# Goal:
Your task is to reproduce the entries below word for word.

Figure record listings
**********
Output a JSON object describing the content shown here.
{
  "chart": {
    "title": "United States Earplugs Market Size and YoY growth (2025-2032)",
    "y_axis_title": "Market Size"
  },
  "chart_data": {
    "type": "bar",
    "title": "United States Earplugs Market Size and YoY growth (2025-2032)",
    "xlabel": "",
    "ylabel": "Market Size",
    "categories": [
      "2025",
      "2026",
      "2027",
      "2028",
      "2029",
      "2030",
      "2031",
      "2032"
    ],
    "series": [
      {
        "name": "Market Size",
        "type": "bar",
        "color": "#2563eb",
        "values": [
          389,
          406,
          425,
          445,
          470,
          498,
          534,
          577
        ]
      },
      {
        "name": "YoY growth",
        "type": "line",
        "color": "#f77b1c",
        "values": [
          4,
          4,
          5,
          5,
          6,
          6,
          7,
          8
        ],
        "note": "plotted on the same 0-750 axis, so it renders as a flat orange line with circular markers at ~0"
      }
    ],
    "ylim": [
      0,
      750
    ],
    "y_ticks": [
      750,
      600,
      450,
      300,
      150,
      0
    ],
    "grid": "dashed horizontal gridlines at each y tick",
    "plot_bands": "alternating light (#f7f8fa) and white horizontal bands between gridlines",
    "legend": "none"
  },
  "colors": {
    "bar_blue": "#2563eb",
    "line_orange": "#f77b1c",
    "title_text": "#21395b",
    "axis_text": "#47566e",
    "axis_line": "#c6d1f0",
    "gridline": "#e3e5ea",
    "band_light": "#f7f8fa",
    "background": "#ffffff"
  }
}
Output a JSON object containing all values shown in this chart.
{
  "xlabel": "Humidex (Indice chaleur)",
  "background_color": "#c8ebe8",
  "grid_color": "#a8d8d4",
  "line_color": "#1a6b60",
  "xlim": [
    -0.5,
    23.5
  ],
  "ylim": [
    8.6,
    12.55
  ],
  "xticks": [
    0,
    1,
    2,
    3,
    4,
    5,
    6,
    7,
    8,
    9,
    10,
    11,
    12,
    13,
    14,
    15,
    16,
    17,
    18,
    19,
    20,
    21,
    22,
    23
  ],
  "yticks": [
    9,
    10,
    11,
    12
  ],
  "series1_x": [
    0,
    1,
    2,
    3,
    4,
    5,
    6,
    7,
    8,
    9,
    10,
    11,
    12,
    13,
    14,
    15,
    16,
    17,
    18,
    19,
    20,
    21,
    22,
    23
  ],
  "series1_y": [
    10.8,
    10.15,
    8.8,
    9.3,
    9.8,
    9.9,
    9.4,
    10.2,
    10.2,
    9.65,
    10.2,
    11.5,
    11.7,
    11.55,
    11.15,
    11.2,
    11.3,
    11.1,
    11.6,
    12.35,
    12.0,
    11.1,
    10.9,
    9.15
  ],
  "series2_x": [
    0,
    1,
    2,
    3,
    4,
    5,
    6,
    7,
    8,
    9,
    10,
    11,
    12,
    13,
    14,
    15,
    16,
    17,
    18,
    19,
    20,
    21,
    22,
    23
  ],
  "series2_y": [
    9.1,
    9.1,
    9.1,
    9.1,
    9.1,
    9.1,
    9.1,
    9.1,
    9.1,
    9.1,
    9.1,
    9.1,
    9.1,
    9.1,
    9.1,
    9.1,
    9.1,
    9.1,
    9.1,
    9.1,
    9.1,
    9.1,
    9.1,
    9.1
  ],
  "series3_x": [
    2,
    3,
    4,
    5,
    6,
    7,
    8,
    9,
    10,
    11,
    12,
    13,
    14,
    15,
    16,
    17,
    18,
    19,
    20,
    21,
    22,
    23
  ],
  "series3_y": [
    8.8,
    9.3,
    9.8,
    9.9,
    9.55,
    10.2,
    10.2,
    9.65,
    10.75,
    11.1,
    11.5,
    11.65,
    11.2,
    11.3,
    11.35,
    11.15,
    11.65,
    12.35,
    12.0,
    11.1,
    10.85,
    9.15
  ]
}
**********
# Answer for the task:
Output a JSON object describing the content shown here.
{
  "chart": {
    "title": "United States Earplugs Market Size and YoY growth (2025-2032)",
    "y_axis_title": "Market Size"
  },
  "chart_data": {
    "type": "bar",
    "title": "United States Earplugs Market Size and YoY growth (2025-2032)",
    "xlabel": "",
    "ylabel": "Market Size",
    "categories": [
      "2025",
      "2026",
      "2027",
      "2028",
      "2029",
      "2030",
      "2031",
      "2032"
    ],
    "series": [
      {
        "name": "Market Size",
        "type": "bar",
        "color": "#2563eb",
        "values": [
          389,
          406,
          425,
          445,
          470,
          498,
          534,
          577
        ]
      },
      {
        "name": "YoY growth",
        "type": "line",
        "color": "#f77b1c",
        "values": [
          4,
          4,
          5,
          5,
          6,
          6,
          7,
          8
        ],
        "note": "plotted on the same 0-750 axis, so it renders as a flat orange line with circular markers at ~0"
      }
    ],
    "ylim": [
      0,
      750
    ],
    "y_ticks": [
      750,
      600,
      450,
      300,
      150,
      0
    ],
    "grid": "dashed horizontal gridlines at each y tick",
    "plot_bands": "alternating light (#f7f8fa) and white horizontal bands between gridlines",
    "legend": "none"
  },
  "colors": {
    "bar_blue": "#2563eb",
    "line_orange": "#f77b1c",
    "title_text": "#21395b",
    "axis_text": "#47566e",
    "axis_line": "#c6d1f0",
    "gridline": "#e3e5ea",
    "band_light": "#f7f8fa",
    "background": "#ffffff"
  }
}
Output a JSON object containing all values shown in this chart.
{
  "xlabel": "Humidex (Indice chaleur)",
  "background_color": "#c8ebe8",
  "grid_color": "#a8d8d4",
  "line_color": "#1a6b60",
  "xlim": [
    -0.5,
    23.5
  ],
  "ylim": [
    8.6,
    12.55
  ],
  "xticks": [
    0,
    1,
    2,
    3,
    4,
    5,
    6,
    7,
    8,
    9,
    10,
    11,
    12,
    13,
    14,
    15,
    16,
    17,
    18,
    19,
    20,
    21,
    22,
    23
  ],
  "yticks": [
    9,
    10,
    11,
    12
  ],
  "series1_x": [
    0,
    1,
    2,
    3,
    4,
    5,
    6,
    7,
    8,
    9,
    10,
    11,
    12,
    13,
    14,
    15,
    16,
    17,
    18,
    19,
    20,
    21,
    22,
    23
  ],
  "series1_y": [
    10.8,
    10.15,
    8.8,
    9.3,
    9.8,
    9.9,
    9.4,
    10.2,
    10.2,
    9.65,
    10.2,
    11.5,
    11.7,
    11.55,
    11.15,
    11.2,
    11.3,
    11.1,
    11.6,
    12.35,
    12.0,
    11.1,
    10.9,
    9.15
  ],
  "series2_x": [
    0,
    1,
    2,
    3,
    4,
    5,
    6,
    7,
    8,
    9,
    10,
    11,
    12,
    13,
    14,
    15,
    16,
    17,
    18,
    19,
    20,
    21,
    22,
    23
  ],
  "series2_y": [
    9.1,
    9.1,
    9.1,
    9.1,
    9.1,
    9.1,
    9.1,
    9.1,
    9.1,
    9.1,
    9.1,
    9.1,
    9.1,
    9.1,
    9.1,
    9.1,
    9.1,
    9.1,
    9.1,
    9.1,
    9.1,
    9.1,
    9.1,
    9.1
  ],
  "series3_x": [
    2,
    3,
    4,
    5,
    6,
    7,
    8,
    9,
    10,
    11,
    12,
    13,
    14,
    15,
    16,
    17,
    18,
    19,
    20,
    21,
    22,
    23
  ],
  "series3_y": [
    8.8,
    9.3,
    9.8,
    9.9,
    9.55,
    10.2,
    10.2,
    9.65,
    10.75,
    11.1,
    11.5,
    11.65,
    11.2,
    11.3,
    11.35,
    11.15,
    11.65,
    12.35,
    12.0,
    11.1,
    10.85,
    9.15
  ]
}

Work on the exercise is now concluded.